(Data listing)
- - -

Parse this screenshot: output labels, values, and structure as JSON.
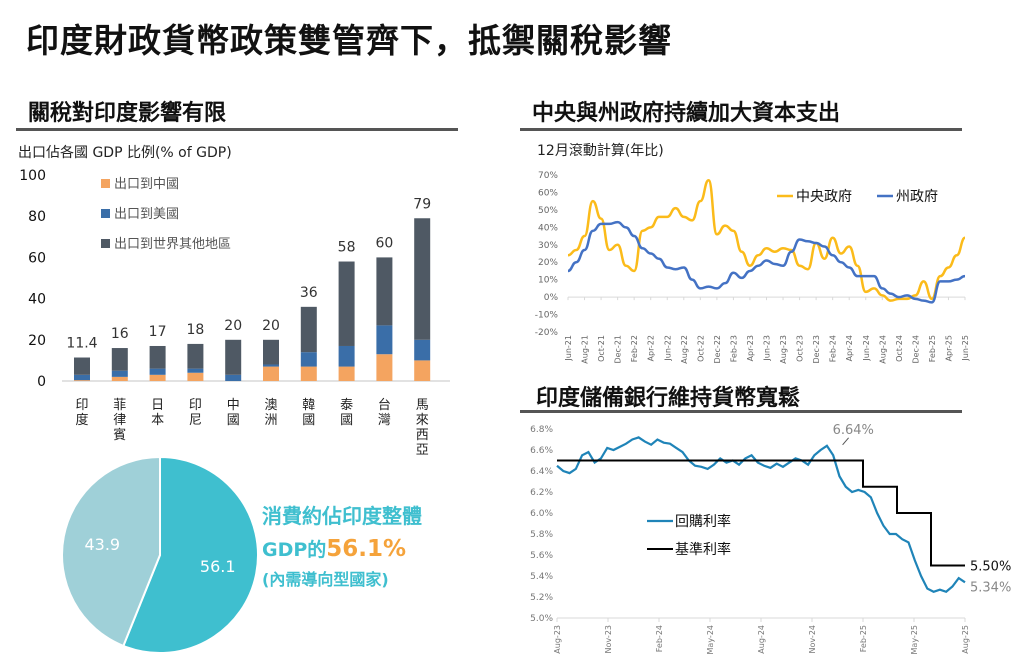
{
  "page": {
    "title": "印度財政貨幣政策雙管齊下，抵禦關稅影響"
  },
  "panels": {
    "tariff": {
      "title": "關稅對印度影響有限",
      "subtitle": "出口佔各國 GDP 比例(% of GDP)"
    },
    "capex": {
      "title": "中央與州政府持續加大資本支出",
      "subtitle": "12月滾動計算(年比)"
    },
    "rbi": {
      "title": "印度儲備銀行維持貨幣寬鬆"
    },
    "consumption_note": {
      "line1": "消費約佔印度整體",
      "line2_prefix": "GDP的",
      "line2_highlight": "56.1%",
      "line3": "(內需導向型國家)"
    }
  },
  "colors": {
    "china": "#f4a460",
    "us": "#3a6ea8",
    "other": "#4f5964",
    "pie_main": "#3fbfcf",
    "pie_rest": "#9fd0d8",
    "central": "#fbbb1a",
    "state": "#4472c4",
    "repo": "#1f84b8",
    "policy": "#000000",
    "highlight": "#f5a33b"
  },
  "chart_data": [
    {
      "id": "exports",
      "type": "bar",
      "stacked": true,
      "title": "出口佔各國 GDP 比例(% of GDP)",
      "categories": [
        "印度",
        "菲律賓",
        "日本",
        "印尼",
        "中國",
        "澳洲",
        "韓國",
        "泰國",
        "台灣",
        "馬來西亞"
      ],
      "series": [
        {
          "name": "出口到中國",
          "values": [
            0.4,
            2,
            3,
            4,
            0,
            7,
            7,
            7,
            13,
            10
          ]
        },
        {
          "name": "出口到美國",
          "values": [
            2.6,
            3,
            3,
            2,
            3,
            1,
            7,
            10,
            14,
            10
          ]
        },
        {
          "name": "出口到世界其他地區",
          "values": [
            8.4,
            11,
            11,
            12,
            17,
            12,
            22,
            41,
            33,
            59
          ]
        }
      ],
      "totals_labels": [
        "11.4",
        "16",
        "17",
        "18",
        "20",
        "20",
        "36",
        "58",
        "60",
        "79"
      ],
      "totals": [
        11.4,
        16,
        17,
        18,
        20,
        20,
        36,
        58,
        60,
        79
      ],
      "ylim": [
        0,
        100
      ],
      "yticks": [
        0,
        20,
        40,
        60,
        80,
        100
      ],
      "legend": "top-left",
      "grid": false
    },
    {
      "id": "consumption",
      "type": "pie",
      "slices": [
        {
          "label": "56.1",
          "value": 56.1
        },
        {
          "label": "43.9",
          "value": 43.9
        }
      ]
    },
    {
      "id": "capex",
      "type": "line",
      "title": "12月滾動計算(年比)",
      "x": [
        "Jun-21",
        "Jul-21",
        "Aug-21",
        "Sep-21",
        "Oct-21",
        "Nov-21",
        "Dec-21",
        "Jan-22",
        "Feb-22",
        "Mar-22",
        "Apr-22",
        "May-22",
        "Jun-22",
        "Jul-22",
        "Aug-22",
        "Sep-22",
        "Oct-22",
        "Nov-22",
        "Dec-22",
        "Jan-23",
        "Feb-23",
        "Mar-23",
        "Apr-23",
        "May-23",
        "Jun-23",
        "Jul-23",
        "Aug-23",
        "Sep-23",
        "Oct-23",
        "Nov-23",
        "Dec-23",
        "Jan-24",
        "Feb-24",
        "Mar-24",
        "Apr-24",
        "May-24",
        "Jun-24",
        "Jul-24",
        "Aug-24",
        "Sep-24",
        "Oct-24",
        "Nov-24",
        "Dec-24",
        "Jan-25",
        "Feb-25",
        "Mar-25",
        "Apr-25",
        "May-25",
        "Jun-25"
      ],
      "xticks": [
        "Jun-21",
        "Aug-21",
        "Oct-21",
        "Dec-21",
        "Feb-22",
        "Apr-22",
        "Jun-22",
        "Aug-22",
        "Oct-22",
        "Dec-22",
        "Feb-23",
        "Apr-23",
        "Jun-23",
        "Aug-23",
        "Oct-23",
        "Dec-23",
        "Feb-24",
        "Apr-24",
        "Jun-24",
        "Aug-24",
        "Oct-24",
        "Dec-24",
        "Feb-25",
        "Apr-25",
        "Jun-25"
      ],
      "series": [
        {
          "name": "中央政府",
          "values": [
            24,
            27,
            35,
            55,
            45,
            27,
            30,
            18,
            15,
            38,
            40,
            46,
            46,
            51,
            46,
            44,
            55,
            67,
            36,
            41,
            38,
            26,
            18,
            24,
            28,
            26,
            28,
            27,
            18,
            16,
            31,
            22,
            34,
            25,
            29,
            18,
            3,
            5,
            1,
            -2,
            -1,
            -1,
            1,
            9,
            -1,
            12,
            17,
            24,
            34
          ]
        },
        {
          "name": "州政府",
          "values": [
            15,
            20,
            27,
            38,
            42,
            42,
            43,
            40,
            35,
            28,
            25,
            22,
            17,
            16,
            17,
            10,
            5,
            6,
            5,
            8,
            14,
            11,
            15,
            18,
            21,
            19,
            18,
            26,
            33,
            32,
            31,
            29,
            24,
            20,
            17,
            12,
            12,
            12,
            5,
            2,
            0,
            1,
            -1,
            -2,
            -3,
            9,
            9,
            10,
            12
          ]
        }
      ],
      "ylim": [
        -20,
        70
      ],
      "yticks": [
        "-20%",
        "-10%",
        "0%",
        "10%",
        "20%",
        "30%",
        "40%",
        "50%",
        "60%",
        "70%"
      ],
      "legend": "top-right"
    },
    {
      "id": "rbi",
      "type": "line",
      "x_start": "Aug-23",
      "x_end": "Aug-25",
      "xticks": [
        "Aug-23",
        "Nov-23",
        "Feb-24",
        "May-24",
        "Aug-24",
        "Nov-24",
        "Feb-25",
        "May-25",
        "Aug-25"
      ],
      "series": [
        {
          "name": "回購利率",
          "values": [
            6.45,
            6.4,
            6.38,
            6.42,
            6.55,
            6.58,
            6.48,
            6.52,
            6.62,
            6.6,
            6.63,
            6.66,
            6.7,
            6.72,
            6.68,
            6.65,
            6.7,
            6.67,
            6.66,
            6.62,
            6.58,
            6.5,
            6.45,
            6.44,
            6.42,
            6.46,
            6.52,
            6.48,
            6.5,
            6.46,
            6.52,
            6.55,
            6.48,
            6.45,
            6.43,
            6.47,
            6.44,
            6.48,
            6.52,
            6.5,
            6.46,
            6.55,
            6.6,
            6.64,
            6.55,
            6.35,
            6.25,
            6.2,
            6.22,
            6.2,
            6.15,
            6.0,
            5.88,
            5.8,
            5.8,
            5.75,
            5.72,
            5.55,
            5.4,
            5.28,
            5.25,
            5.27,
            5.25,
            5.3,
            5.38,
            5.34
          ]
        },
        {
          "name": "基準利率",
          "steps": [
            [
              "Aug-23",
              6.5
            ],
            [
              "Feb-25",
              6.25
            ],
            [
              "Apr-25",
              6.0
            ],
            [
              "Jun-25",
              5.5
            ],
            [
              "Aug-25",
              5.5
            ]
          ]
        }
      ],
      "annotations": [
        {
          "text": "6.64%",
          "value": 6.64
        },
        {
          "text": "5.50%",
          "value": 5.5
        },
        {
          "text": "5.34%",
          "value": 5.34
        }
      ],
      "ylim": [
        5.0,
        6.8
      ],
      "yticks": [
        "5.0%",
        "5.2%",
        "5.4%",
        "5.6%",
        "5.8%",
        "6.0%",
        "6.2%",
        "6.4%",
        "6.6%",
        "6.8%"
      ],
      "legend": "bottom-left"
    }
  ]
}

- - -

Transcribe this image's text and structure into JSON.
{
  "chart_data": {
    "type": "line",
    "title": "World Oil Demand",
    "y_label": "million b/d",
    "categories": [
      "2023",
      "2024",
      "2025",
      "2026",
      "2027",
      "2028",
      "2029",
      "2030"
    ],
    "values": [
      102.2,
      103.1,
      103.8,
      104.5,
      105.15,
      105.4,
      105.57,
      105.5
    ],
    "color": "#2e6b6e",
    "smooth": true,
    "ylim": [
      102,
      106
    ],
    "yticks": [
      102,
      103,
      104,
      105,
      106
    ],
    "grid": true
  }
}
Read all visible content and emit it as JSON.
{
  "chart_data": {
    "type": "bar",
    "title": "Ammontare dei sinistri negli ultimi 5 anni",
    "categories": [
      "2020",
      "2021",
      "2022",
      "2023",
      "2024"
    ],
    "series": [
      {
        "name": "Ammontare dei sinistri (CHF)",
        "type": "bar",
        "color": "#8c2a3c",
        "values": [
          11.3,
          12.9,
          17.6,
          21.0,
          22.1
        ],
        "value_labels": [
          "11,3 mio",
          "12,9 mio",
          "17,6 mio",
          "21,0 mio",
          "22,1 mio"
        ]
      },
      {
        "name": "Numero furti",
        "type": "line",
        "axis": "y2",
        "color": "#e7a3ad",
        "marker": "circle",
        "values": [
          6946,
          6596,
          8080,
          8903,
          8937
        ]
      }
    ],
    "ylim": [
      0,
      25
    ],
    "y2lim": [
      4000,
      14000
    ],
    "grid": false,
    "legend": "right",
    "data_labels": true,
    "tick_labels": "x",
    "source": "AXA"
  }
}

- - -

→ **Requirements**
Scan the records for the string "this". Copy each line in which it appears.

→ **Answer to the exercise**
Parse this screenshot: output labels, values, and structure as JSON.
Transcribe this image's text and structure into JSON.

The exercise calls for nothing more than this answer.